**EXTRACT TO READ:**
┌──

KusabiSensei - Captain of the Toronto Maple Leafs
> SteveLehto
10/25/2014 at 08:55 | 0 |
This is true. But Limbaugh never passed the bar in Missouri (His brothers did, though).
Boortz just got his first radio gig by sitting outside the studio after the morning host committed suicide, sadly. (Guy was Herb Elfman)
Not exactly the grandest entrance to radio, but it worked.
SteveLehto
> KusabiSensei - Captain of the Toronto Maple Leafs
10/25/2014 at 09:08 | 1 |
It's kind of funny but some of the talk guys did come up through music radio. I've heard tapes of Glen Beck as a disk jockey, playing music long before he did talk radio.
f86sabre
> SteveLehto
10/25/2014 at 10:07 | 0 |
I did radio while at Purdue. Huge fun. Most amazing day when I found a key to the "locked room". It was full of 45s. I found a record player and would mix on classic Buddy Holly or Elvis in between Nirvana and the Breeders. So much fun.
SteveLehto
> f86sabre
10/25/2014 at 10:10 | 0 |
I knew a few people who worked at the college station where I did my undergrad. They pretty much spent their time stealing all the promo records (ever notice how many of those showed up at the used record stores that paid "CASH for Records!"?) Later on, major pieces of equipment also began walking out of the station to the point where they almost shut down the station.

└──

**INFORMATION SUPPLIED:**
┌──

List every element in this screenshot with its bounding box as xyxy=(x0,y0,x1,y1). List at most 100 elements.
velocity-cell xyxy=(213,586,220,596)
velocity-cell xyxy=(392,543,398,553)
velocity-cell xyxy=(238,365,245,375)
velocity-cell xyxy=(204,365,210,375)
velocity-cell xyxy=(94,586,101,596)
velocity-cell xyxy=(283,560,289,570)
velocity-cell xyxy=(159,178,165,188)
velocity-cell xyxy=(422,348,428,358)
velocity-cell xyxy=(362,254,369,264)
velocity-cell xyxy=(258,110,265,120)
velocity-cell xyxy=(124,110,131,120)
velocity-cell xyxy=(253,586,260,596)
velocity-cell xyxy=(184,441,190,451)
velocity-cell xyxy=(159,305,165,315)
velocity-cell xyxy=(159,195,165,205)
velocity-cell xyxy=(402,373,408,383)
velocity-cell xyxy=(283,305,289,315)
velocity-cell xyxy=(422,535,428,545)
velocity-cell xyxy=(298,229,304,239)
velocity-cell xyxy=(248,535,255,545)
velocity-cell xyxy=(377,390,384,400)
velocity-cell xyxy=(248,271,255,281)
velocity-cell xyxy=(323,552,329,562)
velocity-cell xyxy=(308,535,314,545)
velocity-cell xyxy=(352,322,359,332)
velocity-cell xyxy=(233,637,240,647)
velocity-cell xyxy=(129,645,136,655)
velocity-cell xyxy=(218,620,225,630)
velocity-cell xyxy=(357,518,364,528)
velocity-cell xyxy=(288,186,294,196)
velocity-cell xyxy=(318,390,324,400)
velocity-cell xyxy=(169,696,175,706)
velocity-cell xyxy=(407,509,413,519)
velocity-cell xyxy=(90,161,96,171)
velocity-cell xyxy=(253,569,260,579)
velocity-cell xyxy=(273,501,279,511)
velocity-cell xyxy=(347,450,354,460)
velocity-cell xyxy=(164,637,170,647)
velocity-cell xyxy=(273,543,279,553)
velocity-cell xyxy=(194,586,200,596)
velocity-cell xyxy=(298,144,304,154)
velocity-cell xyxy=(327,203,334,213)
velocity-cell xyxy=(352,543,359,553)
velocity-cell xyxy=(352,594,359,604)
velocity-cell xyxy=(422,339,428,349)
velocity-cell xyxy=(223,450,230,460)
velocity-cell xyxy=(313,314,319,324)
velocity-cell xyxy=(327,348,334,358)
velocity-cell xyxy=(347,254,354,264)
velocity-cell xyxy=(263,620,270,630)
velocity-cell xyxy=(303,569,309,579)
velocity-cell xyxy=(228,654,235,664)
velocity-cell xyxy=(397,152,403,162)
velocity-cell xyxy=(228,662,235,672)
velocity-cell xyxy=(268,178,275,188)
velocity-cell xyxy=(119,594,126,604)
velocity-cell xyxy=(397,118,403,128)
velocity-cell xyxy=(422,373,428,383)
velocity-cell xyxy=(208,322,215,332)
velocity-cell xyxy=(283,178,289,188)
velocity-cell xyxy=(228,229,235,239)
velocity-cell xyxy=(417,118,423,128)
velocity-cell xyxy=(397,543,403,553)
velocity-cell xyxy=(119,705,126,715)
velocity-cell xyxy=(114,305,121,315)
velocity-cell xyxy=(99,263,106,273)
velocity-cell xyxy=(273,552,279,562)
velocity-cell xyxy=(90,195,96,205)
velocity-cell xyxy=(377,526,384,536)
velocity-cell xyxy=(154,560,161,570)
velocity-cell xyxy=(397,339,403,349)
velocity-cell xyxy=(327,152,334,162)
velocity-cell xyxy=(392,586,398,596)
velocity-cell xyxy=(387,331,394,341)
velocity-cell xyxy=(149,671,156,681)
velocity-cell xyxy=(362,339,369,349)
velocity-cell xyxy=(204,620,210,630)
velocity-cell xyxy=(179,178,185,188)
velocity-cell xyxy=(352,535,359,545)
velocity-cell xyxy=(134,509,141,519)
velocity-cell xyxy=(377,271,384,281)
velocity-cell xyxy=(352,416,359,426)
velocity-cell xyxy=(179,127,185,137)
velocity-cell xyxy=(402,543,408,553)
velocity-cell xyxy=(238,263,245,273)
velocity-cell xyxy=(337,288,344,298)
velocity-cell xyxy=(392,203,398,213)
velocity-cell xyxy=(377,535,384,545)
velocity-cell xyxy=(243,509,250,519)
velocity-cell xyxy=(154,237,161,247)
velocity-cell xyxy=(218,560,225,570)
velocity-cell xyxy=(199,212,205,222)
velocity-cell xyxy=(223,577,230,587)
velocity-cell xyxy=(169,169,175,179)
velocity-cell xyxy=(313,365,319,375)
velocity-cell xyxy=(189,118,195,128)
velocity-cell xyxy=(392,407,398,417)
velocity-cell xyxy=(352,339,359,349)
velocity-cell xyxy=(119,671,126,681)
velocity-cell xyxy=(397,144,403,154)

└──

**PROBLEMS AND TASKS:**
a – In the radio discussion, what did f86sabre find inside the "locked room"?
b – Continue the radio discussion from its last sentence.
The items were gathered from a different source than the radio discussion.

**ACTIVITY ANSWERS:**
a – The room was full of 45s.

b –
f86sabre
> SteveLehto
10/25/2014 at 11:39 | 0 |
That's no good. I was the music director and a couple of duplicates may have made it home with me and the rest of the crew, but we held onto out gear. Helped that no one knew where the station was hidden.
if yiu go to a used CD store and see a case with a little cut out of it it started at a station
SteveLehto
> f86sabre
10/25/2014 at 12:57 | 0 |
Most of the promo stuff I saw was stamped to indicate it remained the property of the record company. I have seen cutouts in stores without the stamp and they can be legit - especially if they are brand new. I seem to recall hearing a while back that they were often near the end of a press run and there was some concern they were not 100%.
I know a guy who worked at the college station I am talking about and they finally got their act together albeit quite a few years later.
Tohru
> SteveLehto
10/25/2014 at 13:10 | 0 |
I helped out a friend once on a college radio broadcast. His was the last show of the night before they shut down the antenna at night. I got to read the legal boilerplate at the end before they went off the air. I snuck in the phrase "Portions of the station staff may be mechanically reproduced." in place of "Portions of this broadcast may be mechanically reproduced." I imagine that all 12 listeners were amused.
SteveLehto
> Tohru
10/25/2014 at 13:13 | 1 |
You think you had 12 listeners on a college station at sign-off? If so, they were too incapacitated to turn the radio off (or on) and nothing you said would have registered.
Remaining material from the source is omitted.